→ DESCRIPTION OF THE TASK
Could you print every record below exactly as it appears?

Records contained in a dataset:

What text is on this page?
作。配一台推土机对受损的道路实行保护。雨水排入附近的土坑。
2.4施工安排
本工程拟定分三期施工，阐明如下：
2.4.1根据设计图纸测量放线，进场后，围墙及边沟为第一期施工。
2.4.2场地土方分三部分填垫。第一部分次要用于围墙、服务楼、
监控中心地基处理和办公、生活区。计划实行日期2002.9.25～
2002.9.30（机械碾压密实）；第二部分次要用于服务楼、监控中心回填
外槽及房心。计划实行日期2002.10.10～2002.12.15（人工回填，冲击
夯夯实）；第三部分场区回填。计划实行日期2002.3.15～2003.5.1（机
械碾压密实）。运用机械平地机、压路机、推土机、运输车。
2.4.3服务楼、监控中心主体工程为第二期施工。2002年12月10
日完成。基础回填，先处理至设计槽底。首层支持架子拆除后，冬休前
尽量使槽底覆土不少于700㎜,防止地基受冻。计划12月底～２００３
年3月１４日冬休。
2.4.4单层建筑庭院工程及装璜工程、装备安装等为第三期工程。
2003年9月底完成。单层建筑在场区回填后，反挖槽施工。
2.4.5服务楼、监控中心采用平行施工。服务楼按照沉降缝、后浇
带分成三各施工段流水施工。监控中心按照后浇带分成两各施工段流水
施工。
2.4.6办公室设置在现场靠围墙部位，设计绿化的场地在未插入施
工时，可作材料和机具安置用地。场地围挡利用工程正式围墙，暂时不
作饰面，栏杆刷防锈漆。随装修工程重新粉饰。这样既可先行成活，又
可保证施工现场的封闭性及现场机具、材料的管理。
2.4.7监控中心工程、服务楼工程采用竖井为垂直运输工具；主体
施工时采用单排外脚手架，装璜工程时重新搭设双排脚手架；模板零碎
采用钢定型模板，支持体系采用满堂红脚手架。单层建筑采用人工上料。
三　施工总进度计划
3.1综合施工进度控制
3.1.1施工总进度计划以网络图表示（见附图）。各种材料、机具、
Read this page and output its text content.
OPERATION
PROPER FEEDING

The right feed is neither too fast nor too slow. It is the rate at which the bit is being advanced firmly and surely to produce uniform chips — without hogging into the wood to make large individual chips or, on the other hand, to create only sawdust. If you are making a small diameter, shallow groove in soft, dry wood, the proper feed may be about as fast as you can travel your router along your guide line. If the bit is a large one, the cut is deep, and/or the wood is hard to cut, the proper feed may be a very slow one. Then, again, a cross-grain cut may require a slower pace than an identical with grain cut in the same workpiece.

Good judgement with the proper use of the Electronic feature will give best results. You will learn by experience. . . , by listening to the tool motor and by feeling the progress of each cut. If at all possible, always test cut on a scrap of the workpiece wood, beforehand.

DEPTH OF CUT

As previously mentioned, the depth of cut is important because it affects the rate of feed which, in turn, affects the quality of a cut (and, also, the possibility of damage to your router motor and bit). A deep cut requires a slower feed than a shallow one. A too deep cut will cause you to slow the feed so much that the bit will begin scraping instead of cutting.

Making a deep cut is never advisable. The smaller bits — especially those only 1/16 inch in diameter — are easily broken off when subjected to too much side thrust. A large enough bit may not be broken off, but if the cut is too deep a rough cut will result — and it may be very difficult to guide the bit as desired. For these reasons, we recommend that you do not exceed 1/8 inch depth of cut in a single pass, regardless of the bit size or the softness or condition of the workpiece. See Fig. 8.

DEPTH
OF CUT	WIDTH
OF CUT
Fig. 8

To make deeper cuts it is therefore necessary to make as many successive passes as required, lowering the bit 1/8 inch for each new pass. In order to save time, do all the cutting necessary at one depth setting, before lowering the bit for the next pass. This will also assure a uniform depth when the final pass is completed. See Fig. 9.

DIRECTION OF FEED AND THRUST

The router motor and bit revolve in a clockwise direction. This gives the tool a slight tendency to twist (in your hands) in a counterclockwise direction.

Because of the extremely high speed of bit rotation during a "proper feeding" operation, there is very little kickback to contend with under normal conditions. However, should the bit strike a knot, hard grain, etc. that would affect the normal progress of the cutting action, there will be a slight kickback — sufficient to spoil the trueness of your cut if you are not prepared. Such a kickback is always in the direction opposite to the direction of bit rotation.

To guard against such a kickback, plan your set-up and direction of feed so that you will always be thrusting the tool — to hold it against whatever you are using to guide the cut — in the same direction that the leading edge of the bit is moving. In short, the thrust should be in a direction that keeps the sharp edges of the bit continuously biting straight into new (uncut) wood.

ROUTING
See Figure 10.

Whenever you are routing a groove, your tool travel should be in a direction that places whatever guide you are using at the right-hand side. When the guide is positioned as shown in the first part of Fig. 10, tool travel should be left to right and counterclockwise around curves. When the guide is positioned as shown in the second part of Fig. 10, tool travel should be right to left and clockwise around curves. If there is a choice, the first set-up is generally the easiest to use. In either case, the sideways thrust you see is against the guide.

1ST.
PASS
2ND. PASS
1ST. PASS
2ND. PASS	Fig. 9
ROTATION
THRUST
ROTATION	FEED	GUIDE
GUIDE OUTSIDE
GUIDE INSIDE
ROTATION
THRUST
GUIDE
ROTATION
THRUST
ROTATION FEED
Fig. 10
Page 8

→ TASK OUTPUT
What text is on this page?
作。配一台推土机对受损的道路实行保护。雨水排入附近的土坑。
2.4施工安排
本工程拟定分三期施工，阐明如下：
2.4.1根据设计图纸测量放线，进场后，围墙及边沟为第一期施工。
2.4.2场地土方分三部分填垫。第一部分次要用于围墙、服务楼、
监控中心地基处理和办公、生活区。计划实行日期2002.9.25～
2002.9.30（机械碾压密实）；第二部分次要用于服务楼、监控中心回填
外槽及房心。计划实行日期2002.10.10～2002.12.15（人工回填，冲击
夯夯实）；第三部分场区回填。计划实行日期2002.3.15～2003.5.1（机
械碾压密实）。运用机械平地机、压路机、推土机、运输车。
2.4.3服务楼、监控中心主体工程为第二期施工。2002年12月10
日完成。基础回填，先处理至设计槽底。首层支持架子拆除后，冬休前
尽量使槽底覆土不少于700㎜,防止地基受冻。计划12月底～２００３
年3月１４日冬休。
2.4.4单层建筑庭院工程及装璜工程、装备安装等为第三期工程。
2003年9月底完成。单层建筑在场区回填后，反挖槽施工。
2.4.5服务楼、监控中心采用平行施工。服务楼按照沉降缝、后浇
带分成三各施工段流水施工。监控中心按照后浇带分成两各施工段流水
施工。
2.4.6办公室设置在现场靠围墙部位，设计绿化的场地在未插入施
工时，可作材料和机具安置用地。场地围挡利用工程正式围墙，暂时不
作饰面，栏杆刷防锈漆。随装修工程重新粉饰。这样既可先行成活，又
可保证施工现场的封闭性及现场机具、材料的管理。
2.4.7监控中心工程、服务楼工程采用竖井为垂直运输工具；主体
施工时采用单排外脚手架，装璜工程时重新搭设双排脚手架；模板零碎
采用钢定型模板，支持体系采用满堂红脚手架。单层建筑采用人工上料。
三　施工总进度计划
3.1综合施工进度控制
3.1.1施工总进度计划以网络图表示（见附图）。各种材料、机具、
Read this page and output its text content.
OPERATION
PROPER FEEDING

The right feed is neither too fast nor too slow. It is the rate at which the bit is being advanced firmly and surely to produce uniform chips — without hogging into the wood to make large individual chips or, on the other hand, to create only sawdust. If you are making a small diameter, shallow groove in soft, dry wood, the proper feed may be about as fast as you can travel your router along your guide line. If the bit is a large one, the cut is deep, and/or the wood is hard to cut, the proper feed may be a very slow one. Then, again, a cross-grain cut may require a slower pace than an identical with grain cut in the same workpiece.

Good judgement with the proper use of the Electronic feature will give best results. You will learn by experience. . . , by listening to the tool motor and by feeling the progress of each cut. If at all possible, always test cut on a scrap of the workpiece wood, beforehand.

DEPTH OF CUT

As previously mentioned, the depth of cut is important because it affects the rate of feed which, in turn, affects the quality of a cut (and, also, the possibility of damage to your router motor and bit). A deep cut requires a slower feed than a shallow one. A too deep cut will cause you to slow the feed so much that the bit will begin scraping instead of cutting.

Making a deep cut is never advisable. The smaller bits — especially those only 1/16 inch in diameter — are easily broken off when subjected to too much side thrust. A large enough bit may not be broken off, but if the cut is too deep a rough cut will result — and it may be very difficult to guide the bit as desired. For these reasons, we recommend that you do not exceed 1/8 inch depth of cut in a single pass, regardless of the bit size or the softness or condition of the workpiece. See Fig. 8.

DEPTH
OF CUT	WIDTH
OF CUT
Fig. 8

To make deeper cuts it is therefore necessary to make as many successive passes as required, lowering the bit 1/8 inch for each new pass. In order to save time, do all the cutting necessary at one depth setting, before lowering the bit for the next pass. This will also assure a uniform depth when the final pass is completed. See Fig. 9.

DIRECTION OF FEED AND THRUST

The router motor and bit revolve in a clockwise direction. This gives the tool a slight tendency to twist (in your hands) in a counterclockwise direction.

Because of the extremely high speed of bit rotation during a "proper feeding" operation, there is very little kickback to contend with under normal conditions. However, should the bit strike a knot, hard grain, etc. that would affect the normal progress of the cutting action, there will be a slight kickback — sufficient to spoil the trueness of your cut if you are not prepared. Such a kickback is always in the direction opposite to the direction of bit rotation.

To guard against such a kickback, plan your set-up and direction of feed so that you will always be thrusting the tool — to hold it against whatever you are using to guide the cut — in the same direction that the leading edge of the bit is moving. In short, the thrust should be in a direction that keeps the sharp edges of the bit continuously biting straight into new (uncut) wood.

ROUTING
See Figure 10.

Whenever you are routing a groove, your tool travel should be in a direction that places whatever guide you are using at the right-hand side. When the guide is positioned as shown in the first part of Fig. 10, tool travel should be left to right and counterclockwise around curves. When the guide is positioned as shown in the second part of Fig. 10, tool travel should be right to left and clockwise around curves. If there is a choice, the first set-up is generally the easiest to use. In either case, the sideways thrust you see is against the guide.

1ST.
PASS
2ND. PASS
1ST. PASS
2ND. PASS	Fig. 9
ROTATION
THRUST
ROTATION	FEED	GUIDE
GUIDE OUTSIDE
GUIDE INSIDE
ROTATION
THRUST
GUIDE
ROTATION
THRUST
ROTATION FEED
Fig. 10
Page 8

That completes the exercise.